== Exercise instructions ==
Restate all the material verbatim, except for the pictures.
--- Records to process ---
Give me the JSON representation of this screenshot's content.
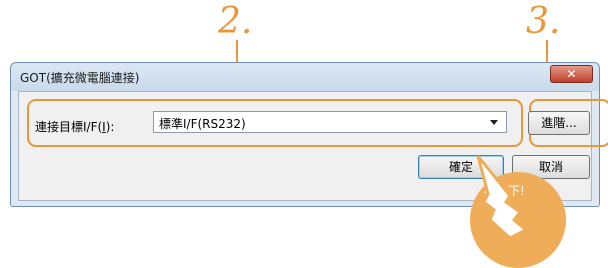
{
  "callouts": {
    "step2": "2.",
    "step3": "3."
  },
  "dialog": {
    "title": "GOT(擴充微電腦連接)",
    "close_glyph": "✕",
    "target_label": "連接目標I/F(",
    "target_label_hotkey": "I",
    "target_label_suffix": "):",
    "target_value": "標準I/F(RS232)",
    "advanced_button": "進階...",
    "ok_button": "確定",
    "cancel_button": "取消"
  },
  "hint": {
    "press_text": "按一下!"
  },
  "colors": {
    "accent": "#e8973a",
    "badge": "#efad5a",
    "close": "#c0412b"
  },
  "icons": [
    "close-icon",
    "chevron-down-icon",
    "pointing-hand-icon"
  ]
}
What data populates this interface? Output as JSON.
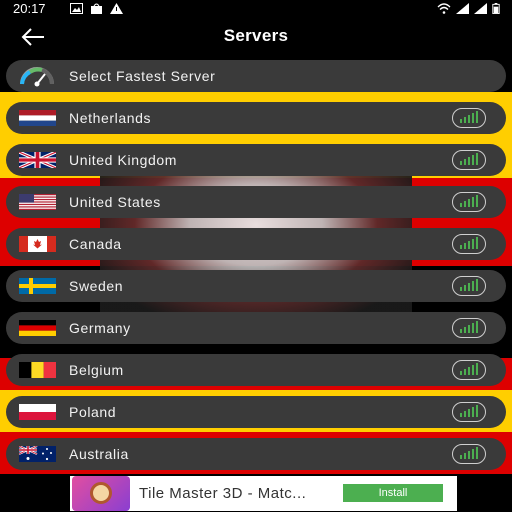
{
  "status": {
    "time": "20:17"
  },
  "header": {
    "title": "Servers"
  },
  "fastest": {
    "label": "Select Fastest Server"
  },
  "servers": [
    {
      "label": "Netherlands"
    },
    {
      "label": "United Kingdom"
    },
    {
      "label": "United States"
    },
    {
      "label": "Canada"
    },
    {
      "label": "Sweden"
    },
    {
      "label": "Germany"
    },
    {
      "label": "Belgium"
    },
    {
      "label": "Poland"
    },
    {
      "label": "Australia"
    }
  ],
  "ad": {
    "title": "Tile Master 3D - Matc...",
    "install_label": "Install"
  },
  "colors": {
    "row_bg": "#3a3a3a",
    "signal_green": "#4caf50",
    "band_red": "#dd0000",
    "band_yellow": "#ffce00"
  }
}
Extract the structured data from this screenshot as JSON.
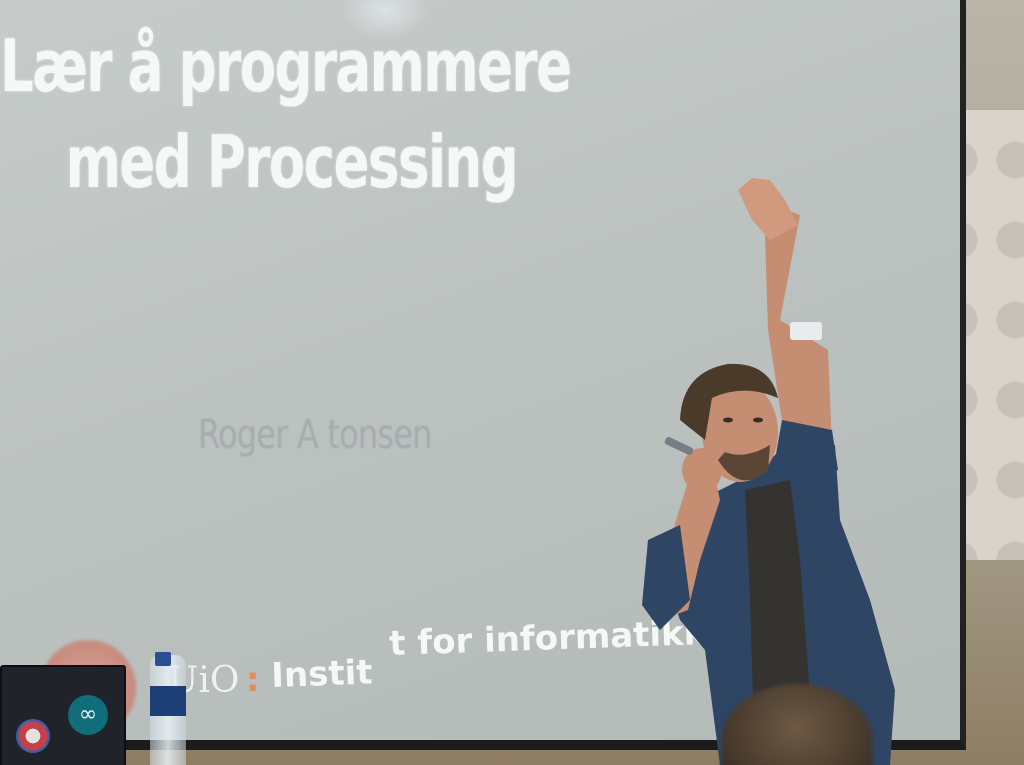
{
  "slide": {
    "title_line1": "Lær å programmere",
    "title_line2": "med Processing",
    "author": "Roger A  tonsen",
    "footer_uio": "UiO",
    "footer_colon": ":",
    "footer_institute_start": "Instit",
    "footer_institute_end": "t for informatikk"
  },
  "laptop": {
    "sticker_symbol": "∞"
  },
  "colors": {
    "slide_background": "#c3c8c6",
    "slide_text": "#f4f8f7",
    "author_text": "#a6abab",
    "uio_colon": "#e58a5f",
    "shirt": "#2f4564",
    "skin": "#c58e72",
    "hair": "#4a3a2a"
  }
}
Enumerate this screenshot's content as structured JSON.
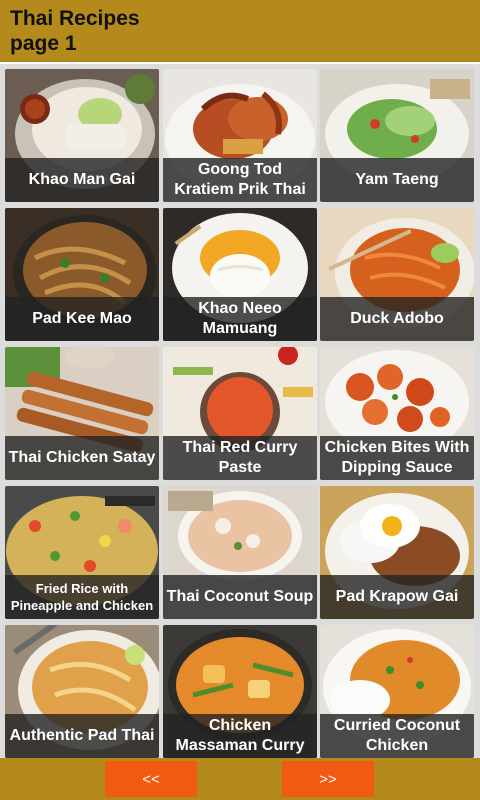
{
  "header": {
    "title_line1": "Thai Recipes",
    "title_line2": "page 1"
  },
  "recipes": [
    {
      "label": "Khao Man Gai"
    },
    {
      "label": "Goong Tod Kratiem Prik Thai"
    },
    {
      "label": "Yam Taeng"
    },
    {
      "label": "Pad Kee Mao"
    },
    {
      "label": "Khao Neeo Mamuang"
    },
    {
      "label": "Duck Adobo"
    },
    {
      "label": "Thai Chicken Satay"
    },
    {
      "label": "Thai Red Curry Paste"
    },
    {
      "label": "Chicken Bites With Dipping Sauce"
    },
    {
      "label": "Fried Rice with Pineapple and Chicken"
    },
    {
      "label": "Thai Coconut Soup"
    },
    {
      "label": "Pad Krapow Gai"
    },
    {
      "label": "Authentic Pad Thai"
    },
    {
      "label": "Chicken Massaman Curry"
    },
    {
      "label": "Curried Coconut Chicken"
    }
  ],
  "footer": {
    "prev_label": "<<",
    "next_label": ">>"
  },
  "colors": {
    "header_bg": "#b48a1c",
    "button_bg": "#f05a12"
  }
}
---
== Answer to this exercise ==
Give me the JSON representation of this screenshot's content.
{
  "callouts": {
    "step2": "2.",
    "step3": "3."
  },
  "dialog": {
    "title": "GOT(擴充微電腦連接)",
    "close_glyph": "✕",
    "target_label": "連接目標I/F(",
    "target_label_hotkey": "I",
    "target_label_suffix": "):",
    "target_value": "標準I/F(RS232)",
    "advanced_button": "進階...",
    "ok_button": "確定",
    "cancel_button": "取消"
  },
  "hint": {
    "press_text": "按一下!"
  },
  "colors": {
    "accent": "#e8973a",
    "badge": "#efad5a",
    "close": "#c0412b"
  },
  "icons": [
    "close-icon",
    "chevron-down-icon",
    "pointing-hand-icon"
  ]
}
What data populates this interface? Output as JSON.
{
  "status": {
    "time": "20:17"
  },
  "header": {
    "title": "Servers"
  },
  "fastest": {
    "label": "Select Fastest Server"
  },
  "servers": [
    {
      "label": "Netherlands"
    },
    {
      "label": "United Kingdom"
    },
    {
      "label": "United States"
    },
    {
      "label": "Canada"
    },
    {
      "label": "Sweden"
    },
    {
      "label": "Germany"
    },
    {
      "label": "Belgium"
    },
    {
      "label": "Poland"
    },
    {
      "label": "Australia"
    }
  ],
  "ad": {
    "title": "Tile Master 3D - Matc...",
    "install_label": "Install"
  },
  "colors": {
    "row_bg": "#3a3a3a",
    "signal_green": "#4caf50",
    "band_red": "#dd0000",
    "band_yellow": "#ffce00"
  }
}
Extract the structured data from this screenshot as JSON.
{
  "slide": {
    "title_line1": "Lær å programmere",
    "title_line2": "med Processing",
    "author": "Roger A  tonsen",
    "footer_uio": "UiO",
    "footer_colon": ":",
    "footer_institute_start": "Instit",
    "footer_institute_end": "t for informatikk"
  },
  "laptop": {
    "sticker_symbol": "∞"
  },
  "colors": {
    "slide_background": "#c3c8c6",
    "slide_text": "#f4f8f7",
    "author_text": "#a6abab",
    "uio_colon": "#e58a5f",
    "shirt": "#2f4564",
    "skin": "#c58e72",
    "hair": "#4a3a2a"
  }
}
Enumerate this screenshot's content as structured JSON.
{
  "header": {
    "title_line1": "Thai Recipes",
    "title_line2": "page 1"
  },
  "recipes": [
    {
      "label": "Khao Man Gai"
    },
    {
      "label": "Goong Tod Kratiem Prik Thai"
    },
    {
      "label": "Yam Taeng"
    },
    {
      "label": "Pad Kee Mao"
    },
    {
      "label": "Khao Neeo Mamuang"
    },
    {
      "label": "Duck Adobo"
    },
    {
      "label": "Thai Chicken Satay"
    },
    {
      "label": "Thai Red Curry Paste"
    },
    {
      "label": "Chicken Bites With Dipping Sauce"
    },
    {
      "label": "Fried Rice with Pineapple and Chicken"
    },
    {
      "label": "Thai Coconut Soup"
    },
    {
      "label": "Pad Krapow Gai"
    },
    {
      "label": "Authentic Pad Thai"
    },
    {
      "label": "Chicken Massaman Curry"
    },
    {
      "label": "Curried Coconut Chicken"
    }
  ],
  "footer": {
    "prev_label": "<<",
    "next_label": ">>"
  },
  "colors": {
    "header_bg": "#b48a1c",
    "button_bg": "#f05a12"
  }
}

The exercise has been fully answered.